Your task is to copy every record exactly.

##### Task material

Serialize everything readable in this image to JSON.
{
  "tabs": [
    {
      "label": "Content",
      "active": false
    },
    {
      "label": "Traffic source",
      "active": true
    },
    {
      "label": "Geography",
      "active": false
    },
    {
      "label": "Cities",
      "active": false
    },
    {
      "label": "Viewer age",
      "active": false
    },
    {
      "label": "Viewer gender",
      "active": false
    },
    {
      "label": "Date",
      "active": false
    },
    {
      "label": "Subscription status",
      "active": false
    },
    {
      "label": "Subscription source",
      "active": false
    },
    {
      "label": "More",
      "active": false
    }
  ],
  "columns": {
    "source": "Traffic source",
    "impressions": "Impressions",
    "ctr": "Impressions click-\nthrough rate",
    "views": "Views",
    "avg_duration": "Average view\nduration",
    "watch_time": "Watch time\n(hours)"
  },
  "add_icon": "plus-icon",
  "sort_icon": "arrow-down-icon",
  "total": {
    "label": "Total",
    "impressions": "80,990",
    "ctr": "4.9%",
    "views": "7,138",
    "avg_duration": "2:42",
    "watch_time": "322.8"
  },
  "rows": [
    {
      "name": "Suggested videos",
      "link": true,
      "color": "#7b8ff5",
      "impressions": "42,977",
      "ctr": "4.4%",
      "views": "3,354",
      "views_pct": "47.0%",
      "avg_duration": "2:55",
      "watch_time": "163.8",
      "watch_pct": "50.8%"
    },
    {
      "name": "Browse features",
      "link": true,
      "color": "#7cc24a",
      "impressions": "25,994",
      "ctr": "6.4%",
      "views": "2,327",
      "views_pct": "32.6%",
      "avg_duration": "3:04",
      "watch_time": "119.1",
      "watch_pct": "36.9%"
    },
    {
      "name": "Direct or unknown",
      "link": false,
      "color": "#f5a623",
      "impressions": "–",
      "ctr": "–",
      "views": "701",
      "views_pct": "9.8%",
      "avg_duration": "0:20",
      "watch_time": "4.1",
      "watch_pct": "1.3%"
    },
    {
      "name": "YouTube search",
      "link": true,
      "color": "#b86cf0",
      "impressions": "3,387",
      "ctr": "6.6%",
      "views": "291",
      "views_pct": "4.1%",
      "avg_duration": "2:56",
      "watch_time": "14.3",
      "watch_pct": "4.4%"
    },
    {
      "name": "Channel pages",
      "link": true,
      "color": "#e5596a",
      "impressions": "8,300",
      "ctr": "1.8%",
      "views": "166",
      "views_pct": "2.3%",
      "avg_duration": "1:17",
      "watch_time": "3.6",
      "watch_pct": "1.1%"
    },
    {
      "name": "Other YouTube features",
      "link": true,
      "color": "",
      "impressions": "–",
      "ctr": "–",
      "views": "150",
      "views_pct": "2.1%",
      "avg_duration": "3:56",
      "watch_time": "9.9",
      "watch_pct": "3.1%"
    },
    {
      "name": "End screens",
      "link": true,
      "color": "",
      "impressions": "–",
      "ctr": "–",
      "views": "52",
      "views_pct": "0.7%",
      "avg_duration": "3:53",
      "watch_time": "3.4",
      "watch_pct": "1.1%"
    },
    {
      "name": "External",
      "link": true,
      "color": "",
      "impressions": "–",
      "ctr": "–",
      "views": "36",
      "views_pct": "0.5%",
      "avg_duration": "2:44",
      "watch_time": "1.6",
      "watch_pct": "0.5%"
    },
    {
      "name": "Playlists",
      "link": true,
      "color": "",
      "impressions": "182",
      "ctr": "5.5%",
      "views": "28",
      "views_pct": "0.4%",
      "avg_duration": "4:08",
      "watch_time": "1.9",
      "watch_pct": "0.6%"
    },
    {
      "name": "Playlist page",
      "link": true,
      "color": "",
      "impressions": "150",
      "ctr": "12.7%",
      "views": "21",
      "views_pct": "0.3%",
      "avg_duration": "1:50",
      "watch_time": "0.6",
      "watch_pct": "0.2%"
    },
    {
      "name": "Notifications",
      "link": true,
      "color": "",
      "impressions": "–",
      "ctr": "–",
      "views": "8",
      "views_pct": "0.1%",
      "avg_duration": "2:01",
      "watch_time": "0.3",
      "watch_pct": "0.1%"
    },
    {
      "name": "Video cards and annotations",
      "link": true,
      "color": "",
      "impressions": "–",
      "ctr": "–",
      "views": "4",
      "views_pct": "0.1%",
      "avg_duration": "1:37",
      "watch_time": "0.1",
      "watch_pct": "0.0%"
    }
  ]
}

##########

__Written solution__:
Serialize everything readable in this image to JSON.
{
  "tabs": [
    {
      "label": "Content",
      "active": false
    },
    {
      "label": "Traffic source",
      "active": true
    },
    {
      "label": "Geography",
      "active": false
    },
    {
      "label": "Cities",
      "active": false
    },
    {
      "label": "Viewer age",
      "active": false
    },
    {
      "label": "Viewer gender",
      "active": false
    },
    {
      "label": "Date",
      "active": false
    },
    {
      "label": "Subscription status",
      "active": false
    },
    {
      "label": "Subscription source",
      "active": false
    },
    {
      "label": "More",
      "active": false
    }
  ],
  "columns": {
    "source": "Traffic source",
    "impressions": "Impressions",
    "ctr": "Impressions click-\nthrough rate",
    "views": "Views",
    "avg_duration": "Average view\nduration",
    "watch_time": "Watch time\n(hours)"
  },
  "add_icon": "plus-icon",
  "sort_icon": "arrow-down-icon",
  "total": {
    "label": "Total",
    "impressions": "80,990",
    "ctr": "4.9%",
    "views": "7,138",
    "avg_duration": "2:42",
    "watch_time": "322.8"
  },
  "rows": [
    {
      "name": "Suggested videos",
      "link": true,
      "color": "#7b8ff5",
      "impressions": "42,977",
      "ctr": "4.4%",
      "views": "3,354",
      "views_pct": "47.0%",
      "avg_duration": "2:55",
      "watch_time": "163.8",
      "watch_pct": "50.8%"
    },
    {
      "name": "Browse features",
      "link": true,
      "color": "#7cc24a",
      "impressions": "25,994",
      "ctr": "6.4%",
      "views": "2,327",
      "views_pct": "32.6%",
      "avg_duration": "3:04",
      "watch_time": "119.1",
      "watch_pct": "36.9%"
    },
    {
      "name": "Direct or unknown",
      "link": false,
      "color": "#f5a623",
      "impressions": "–",
      "ctr": "–",
      "views": "701",
      "views_pct": "9.8%",
      "avg_duration": "0:20",
      "watch_time": "4.1",
      "watch_pct": "1.3%"
    },
    {
      "name": "YouTube search",
      "link": true,
      "color": "#b86cf0",
      "impressions": "3,387",
      "ctr": "6.6%",
      "views": "291",
      "views_pct": "4.1%",
      "avg_duration": "2:56",
      "watch_time": "14.3",
      "watch_pct": "4.4%"
    },
    {
      "name": "Channel pages",
      "link": true,
      "color": "#e5596a",
      "impressions": "8,300",
      "ctr": "1.8%",
      "views": "166",
      "views_pct": "2.3%",
      "avg_duration": "1:17",
      "watch_time": "3.6",
      "watch_pct": "1.1%"
    },
    {
      "name": "Other YouTube features",
      "link": true,
      "color": "",
      "impressions": "–",
      "ctr": "–",
      "views": "150",
      "views_pct": "2.1%",
      "avg_duration": "3:56",
      "watch_time": "9.9",
      "watch_pct": "3.1%"
    },
    {
      "name": "End screens",
      "link": true,
      "color": "",
      "impressions": "–",
      "ctr": "–",
      "views": "52",
      "views_pct": "0.7%",
      "avg_duration": "3:53",
      "watch_time": "3.4",
      "watch_pct": "1.1%"
    },
    {
      "name": "External",
      "link": true,
      "color": "",
      "impressions": "–",
      "ctr": "–",
      "views": "36",
      "views_pct": "0.5%",
      "avg_duration": "2:44",
      "watch_time": "1.6",
      "watch_pct": "0.5%"
    },
    {
      "name": "Playlists",
      "link": true,
      "color": "",
      "impressions": "182",
      "ctr": "5.5%",
      "views": "28",
      "views_pct": "0.4%",
      "avg_duration": "4:08",
      "watch_time": "1.9",
      "watch_pct": "0.6%"
    },
    {
      "name": "Playlist page",
      "link": true,
      "color": "",
      "impressions": "150",
      "ctr": "12.7%",
      "views": "21",
      "views_pct": "0.3%",
      "avg_duration": "1:50",
      "watch_time": "0.6",
      "watch_pct": "0.2%"
    },
    {
      "name": "Notifications",
      "link": true,
      "color": "",
      "impressions": "–",
      "ctr": "–",
      "views": "8",
      "views_pct": "0.1%",
      "avg_duration": "2:01",
      "watch_time": "0.3",
      "watch_pct": "0.1%"
    },
    {
      "name": "Video cards and annotations",
      "link": true,
      "color": "",
      "impressions": "–",
      "ctr": "–",
      "views": "4",
      "views_pct": "0.1%",
      "avg_duration": "1:37",
      "watch_time": "0.1",
      "watch_pct": "0.0%"
    }
  ]
}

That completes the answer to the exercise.